• Listing:
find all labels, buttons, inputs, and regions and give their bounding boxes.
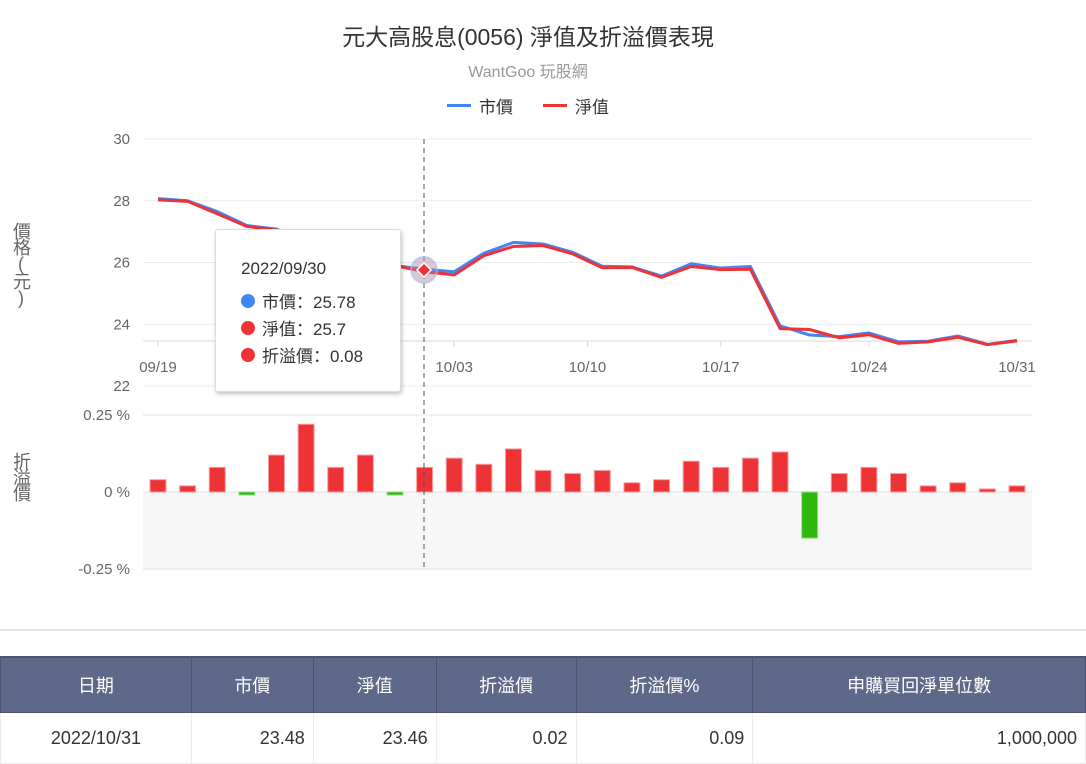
==
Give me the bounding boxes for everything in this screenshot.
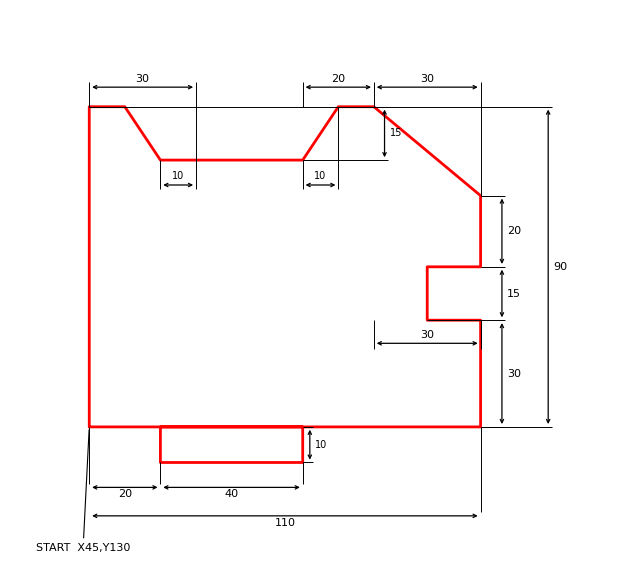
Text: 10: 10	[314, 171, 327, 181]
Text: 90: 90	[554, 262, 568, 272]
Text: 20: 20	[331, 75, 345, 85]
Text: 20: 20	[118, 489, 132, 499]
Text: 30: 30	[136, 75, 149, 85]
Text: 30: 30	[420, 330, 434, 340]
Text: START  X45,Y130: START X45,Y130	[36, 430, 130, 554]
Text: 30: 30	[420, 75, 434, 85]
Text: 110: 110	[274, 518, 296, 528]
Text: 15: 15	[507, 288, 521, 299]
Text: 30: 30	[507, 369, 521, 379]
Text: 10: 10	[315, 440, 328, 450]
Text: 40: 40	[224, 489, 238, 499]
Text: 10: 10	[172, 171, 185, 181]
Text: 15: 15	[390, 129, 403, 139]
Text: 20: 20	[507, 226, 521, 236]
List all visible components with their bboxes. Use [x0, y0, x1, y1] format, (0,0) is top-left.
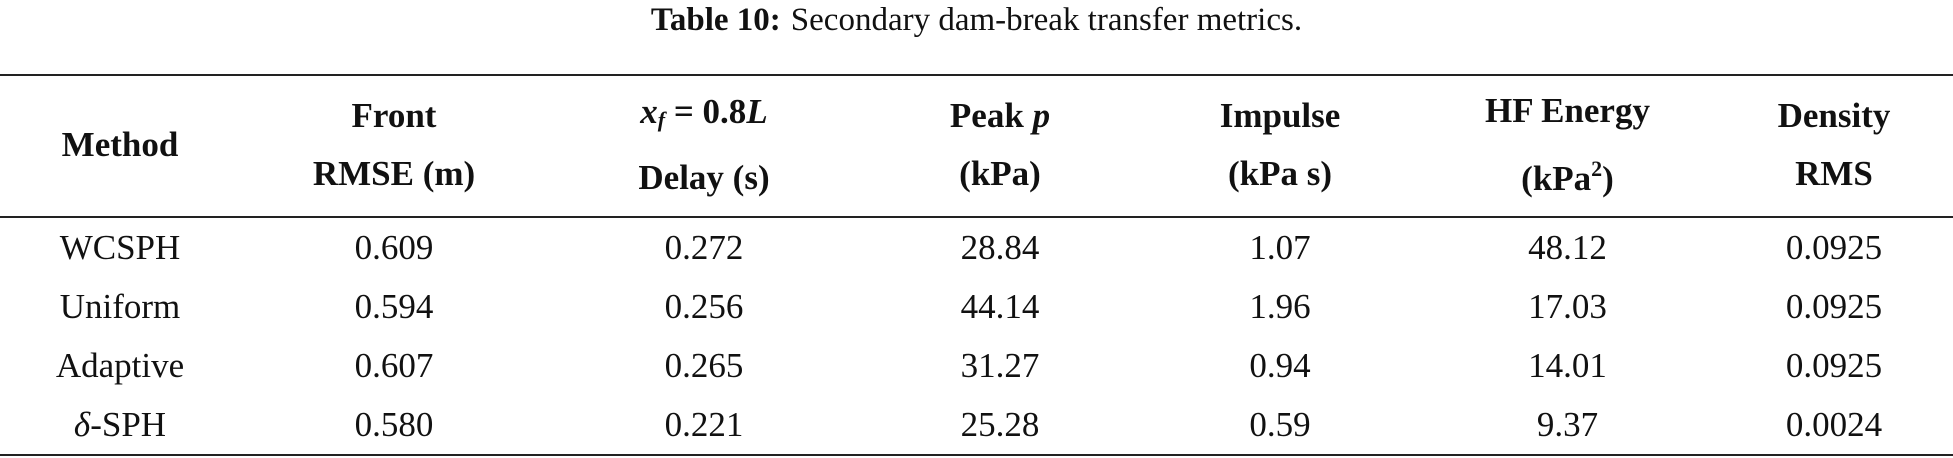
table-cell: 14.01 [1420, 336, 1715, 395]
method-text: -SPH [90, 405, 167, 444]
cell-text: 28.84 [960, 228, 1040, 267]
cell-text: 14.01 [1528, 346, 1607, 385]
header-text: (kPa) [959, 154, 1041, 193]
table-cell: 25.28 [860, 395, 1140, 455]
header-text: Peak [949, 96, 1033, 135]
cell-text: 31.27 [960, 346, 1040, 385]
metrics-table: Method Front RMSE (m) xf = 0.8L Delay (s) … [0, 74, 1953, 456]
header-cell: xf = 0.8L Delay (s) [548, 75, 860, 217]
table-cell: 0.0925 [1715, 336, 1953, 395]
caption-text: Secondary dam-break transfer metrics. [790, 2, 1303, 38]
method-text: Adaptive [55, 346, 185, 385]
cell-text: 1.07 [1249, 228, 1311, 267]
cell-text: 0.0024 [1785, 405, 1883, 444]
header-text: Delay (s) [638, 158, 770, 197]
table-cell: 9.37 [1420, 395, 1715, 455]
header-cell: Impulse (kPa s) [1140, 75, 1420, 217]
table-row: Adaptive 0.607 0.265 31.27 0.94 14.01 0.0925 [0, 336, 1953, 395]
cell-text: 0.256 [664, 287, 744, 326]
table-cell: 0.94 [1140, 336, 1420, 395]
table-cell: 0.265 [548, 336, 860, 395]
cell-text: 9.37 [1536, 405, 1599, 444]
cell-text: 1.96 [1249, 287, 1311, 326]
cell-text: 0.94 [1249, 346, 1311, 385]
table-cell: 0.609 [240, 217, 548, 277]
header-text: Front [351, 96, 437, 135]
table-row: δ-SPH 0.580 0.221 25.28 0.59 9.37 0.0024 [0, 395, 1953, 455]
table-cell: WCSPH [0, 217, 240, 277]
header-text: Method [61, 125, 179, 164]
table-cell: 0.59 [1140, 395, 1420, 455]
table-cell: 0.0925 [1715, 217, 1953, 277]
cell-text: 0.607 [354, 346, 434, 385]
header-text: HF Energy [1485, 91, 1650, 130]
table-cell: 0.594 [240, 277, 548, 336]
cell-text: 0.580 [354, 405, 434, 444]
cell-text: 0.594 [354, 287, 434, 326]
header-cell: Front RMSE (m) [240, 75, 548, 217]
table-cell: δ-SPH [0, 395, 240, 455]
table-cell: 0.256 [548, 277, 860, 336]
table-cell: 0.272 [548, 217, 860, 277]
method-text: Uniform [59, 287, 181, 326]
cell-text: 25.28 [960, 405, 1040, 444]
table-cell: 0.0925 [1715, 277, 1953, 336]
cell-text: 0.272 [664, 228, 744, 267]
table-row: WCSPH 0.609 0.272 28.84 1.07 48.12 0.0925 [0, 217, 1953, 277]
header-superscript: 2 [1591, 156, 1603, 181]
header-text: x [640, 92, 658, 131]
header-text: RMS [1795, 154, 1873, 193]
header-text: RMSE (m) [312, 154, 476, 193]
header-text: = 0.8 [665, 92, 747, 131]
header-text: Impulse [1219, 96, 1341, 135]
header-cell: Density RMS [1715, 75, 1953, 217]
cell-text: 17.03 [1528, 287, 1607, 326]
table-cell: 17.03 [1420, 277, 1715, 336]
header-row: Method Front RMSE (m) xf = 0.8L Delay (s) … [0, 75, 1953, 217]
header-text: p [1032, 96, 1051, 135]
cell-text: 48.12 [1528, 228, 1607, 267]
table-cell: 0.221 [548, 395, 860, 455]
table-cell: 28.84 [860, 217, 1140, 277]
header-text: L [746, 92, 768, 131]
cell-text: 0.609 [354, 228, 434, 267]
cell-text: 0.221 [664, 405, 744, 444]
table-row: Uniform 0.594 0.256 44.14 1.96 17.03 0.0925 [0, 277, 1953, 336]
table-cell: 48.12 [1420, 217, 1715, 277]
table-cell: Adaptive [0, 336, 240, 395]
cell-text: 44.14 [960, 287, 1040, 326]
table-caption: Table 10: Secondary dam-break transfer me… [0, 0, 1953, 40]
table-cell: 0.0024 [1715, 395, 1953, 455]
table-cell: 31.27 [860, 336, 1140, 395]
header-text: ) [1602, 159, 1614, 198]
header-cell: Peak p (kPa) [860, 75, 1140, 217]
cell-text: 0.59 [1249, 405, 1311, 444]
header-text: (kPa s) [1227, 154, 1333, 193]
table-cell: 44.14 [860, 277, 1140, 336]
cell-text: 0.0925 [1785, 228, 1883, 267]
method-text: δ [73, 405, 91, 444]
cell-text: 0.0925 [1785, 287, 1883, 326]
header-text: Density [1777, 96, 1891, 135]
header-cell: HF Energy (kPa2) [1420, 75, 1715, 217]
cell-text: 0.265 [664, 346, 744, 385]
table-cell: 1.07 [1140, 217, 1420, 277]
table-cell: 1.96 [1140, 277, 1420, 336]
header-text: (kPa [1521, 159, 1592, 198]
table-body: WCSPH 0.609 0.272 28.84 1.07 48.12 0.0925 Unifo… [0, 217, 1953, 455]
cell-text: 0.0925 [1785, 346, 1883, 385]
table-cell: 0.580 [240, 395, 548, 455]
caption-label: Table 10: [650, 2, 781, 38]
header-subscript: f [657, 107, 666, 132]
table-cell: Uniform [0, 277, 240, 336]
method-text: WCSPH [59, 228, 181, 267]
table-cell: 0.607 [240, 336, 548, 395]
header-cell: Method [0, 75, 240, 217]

• Task to complete: Begin at the line of the records that has "Give me the" and stop after the line that has "226, 521, 236]". Give those lines again with "START" changed to "ORIGIN" and nothing else altered, leaving the pictures out.

• Response to the exercise:
Give me the bounding boxes for everything in this screenshot.
Text: 10: 10	[314, 171, 327, 181]
Text: 90: 90	[554, 262, 568, 272]
Text: 20: 20	[331, 75, 345, 85]
Text: 20: 20	[118, 489, 132, 499]
Text: 30: 30	[136, 75, 149, 85]
Text: 30: 30	[420, 330, 434, 340]
Text: ORIGIN  X45,Y130: ORIGIN X45,Y130	[36, 430, 130, 554]
Text: 30: 30	[420, 75, 434, 85]
Text: 110: 110	[274, 518, 296, 528]
Text: 15: 15	[507, 288, 521, 299]
Text: 30: 30	[507, 369, 521, 379]
Text: 10: 10	[315, 440, 328, 450]
Text: 40: 40	[224, 489, 238, 499]
Text: 10: 10	[172, 171, 185, 181]
Text: 15: 15	[390, 129, 403, 139]
Text: 20: 20	[507, 226, 521, 236]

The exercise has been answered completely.